**TASK REQUIREMENTS:** Print all entries precisely as they are written.

— START OF INPUT FOR THIS TASK —

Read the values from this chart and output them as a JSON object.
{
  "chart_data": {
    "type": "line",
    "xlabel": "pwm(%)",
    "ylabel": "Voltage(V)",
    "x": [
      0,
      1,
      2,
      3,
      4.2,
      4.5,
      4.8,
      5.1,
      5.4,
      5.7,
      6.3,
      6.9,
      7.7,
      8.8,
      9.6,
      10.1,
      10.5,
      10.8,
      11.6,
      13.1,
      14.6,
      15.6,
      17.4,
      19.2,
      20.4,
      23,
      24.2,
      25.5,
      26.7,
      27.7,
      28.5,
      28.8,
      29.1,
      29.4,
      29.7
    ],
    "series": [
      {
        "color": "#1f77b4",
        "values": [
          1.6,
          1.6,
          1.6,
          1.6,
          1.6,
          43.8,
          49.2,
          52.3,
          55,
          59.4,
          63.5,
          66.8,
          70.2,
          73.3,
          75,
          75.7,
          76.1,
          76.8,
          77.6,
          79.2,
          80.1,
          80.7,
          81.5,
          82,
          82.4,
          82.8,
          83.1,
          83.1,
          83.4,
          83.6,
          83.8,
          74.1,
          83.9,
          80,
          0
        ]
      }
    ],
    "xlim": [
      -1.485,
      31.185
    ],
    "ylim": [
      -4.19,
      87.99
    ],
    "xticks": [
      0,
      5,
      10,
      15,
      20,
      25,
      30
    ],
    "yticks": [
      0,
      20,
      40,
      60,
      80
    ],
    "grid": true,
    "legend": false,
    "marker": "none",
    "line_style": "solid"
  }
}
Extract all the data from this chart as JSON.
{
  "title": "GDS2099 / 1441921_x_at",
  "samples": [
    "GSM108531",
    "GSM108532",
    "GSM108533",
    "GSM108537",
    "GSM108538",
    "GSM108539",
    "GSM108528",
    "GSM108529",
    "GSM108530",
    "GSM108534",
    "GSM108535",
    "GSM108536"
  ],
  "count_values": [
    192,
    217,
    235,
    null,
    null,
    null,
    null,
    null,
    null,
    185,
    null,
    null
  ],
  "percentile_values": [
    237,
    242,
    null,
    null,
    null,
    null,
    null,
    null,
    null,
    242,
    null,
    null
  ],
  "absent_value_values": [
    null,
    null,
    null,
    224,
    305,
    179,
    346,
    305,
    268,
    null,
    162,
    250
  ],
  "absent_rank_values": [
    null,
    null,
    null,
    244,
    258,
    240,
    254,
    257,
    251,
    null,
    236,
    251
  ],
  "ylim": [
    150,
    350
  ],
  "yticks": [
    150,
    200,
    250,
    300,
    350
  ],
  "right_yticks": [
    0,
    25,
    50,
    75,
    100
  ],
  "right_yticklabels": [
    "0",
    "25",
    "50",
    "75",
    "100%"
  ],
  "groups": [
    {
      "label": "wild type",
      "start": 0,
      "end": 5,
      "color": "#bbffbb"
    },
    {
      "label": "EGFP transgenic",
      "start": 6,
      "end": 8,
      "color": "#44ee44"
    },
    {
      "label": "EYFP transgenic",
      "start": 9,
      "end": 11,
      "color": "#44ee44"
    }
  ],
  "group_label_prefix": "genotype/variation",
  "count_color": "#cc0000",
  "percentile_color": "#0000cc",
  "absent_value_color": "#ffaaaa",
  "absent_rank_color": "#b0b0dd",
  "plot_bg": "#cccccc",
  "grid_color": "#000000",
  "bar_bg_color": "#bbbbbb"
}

— END OF INPUT FOR THIS TASK —

**RESULT FOR THIS TASK:**
Read the values from this chart and output them as a JSON object.
{
  "chart_data": {
    "type": "line",
    "xlabel": "pwm(%)",
    "ylabel": "Voltage(V)",
    "x": [
      0,
      1,
      2,
      3,
      4.2,
      4.5,
      4.8,
      5.1,
      5.4,
      5.7,
      6.3,
      6.9,
      7.7,
      8.8,
      9.6,
      10.1,
      10.5,
      10.8,
      11.6,
      13.1,
      14.6,
      15.6,
      17.4,
      19.2,
      20.4,
      23,
      24.2,
      25.5,
      26.7,
      27.7,
      28.5,
      28.8,
      29.1,
      29.4,
      29.7
    ],
    "series": [
      {
        "color": "#1f77b4",
        "values": [
          1.6,
          1.6,
          1.6,
          1.6,
          1.6,
          43.8,
          49.2,
          52.3,
          55,
          59.4,
          63.5,
          66.8,
          70.2,
          73.3,
          75,
          75.7,
          76.1,
          76.8,
          77.6,
          79.2,
          80.1,
          80.7,
          81.5,
          82,
          82.4,
          82.8,
          83.1,
          83.1,
          83.4,
          83.6,
          83.8,
          74.1,
          83.9,
          80,
          0
        ]
      }
    ],
    "xlim": [
      -1.485,
      31.185
    ],
    "ylim": [
      -4.19,
      87.99
    ],
    "xticks": [
      0,
      5,
      10,
      15,
      20,
      25,
      30
    ],
    "yticks": [
      0,
      20,
      40,
      60,
      80
    ],
    "grid": true,
    "legend": false,
    "marker": "none",
    "line_style": "solid"
  }
}
Extract all the data from this chart as JSON.
{
  "title": "GDS2099 / 1441921_x_at",
  "samples": [
    "GSM108531",
    "GSM108532",
    "GSM108533",
    "GSM108537",
    "GSM108538",
    "GSM108539",
    "GSM108528",
    "GSM108529",
    "GSM108530",
    "GSM108534",
    "GSM108535",
    "GSM108536"
  ],
  "count_values": [
    192,
    217,
    235,
    null,
    null,
    null,
    null,
    null,
    null,
    185,
    null,
    null
  ],
  "percentile_values": [
    237,
    242,
    null,
    null,
    null,
    null,
    null,
    null,
    null,
    242,
    null,
    null
  ],
  "absent_value_values": [
    null,
    null,
    null,
    224,
    305,
    179,
    346,
    305,
    268,
    null,
    162,
    250
  ],
  "absent_rank_values": [
    null,
    null,
    null,
    244,
    258,
    240,
    254,
    257,
    251,
    null,
    236,
    251
  ],
  "ylim": [
    150,
    350
  ],
  "yticks": [
    150,
    200,
    250,
    300,
    350
  ],
  "right_yticks": [
    0,
    25,
    50,
    75,
    100
  ],
  "right_yticklabels": [
    "0",
    "25",
    "50",
    "75",
    "100%"
  ],
  "groups": [
    {
      "label": "wild type",
      "start": 0,
      "end": 5,
      "color": "#bbffbb"
    },
    {
      "label": "EGFP transgenic",
      "start": 6,
      "end": 8,
      "color": "#44ee44"
    },
    {
      "label": "EYFP transgenic",
      "start": 9,
      "end": 11,
      "color": "#44ee44"
    }
  ],
  "group_label_prefix": "genotype/variation",
  "count_color": "#cc0000",
  "percentile_color": "#0000cc",
  "absent_value_color": "#ffaaaa",
  "absent_rank_color": "#b0b0dd",
  "plot_bg": "#cccccc",
  "grid_color": "#000000",
  "bar_bg_color": "#bbbbbb"
}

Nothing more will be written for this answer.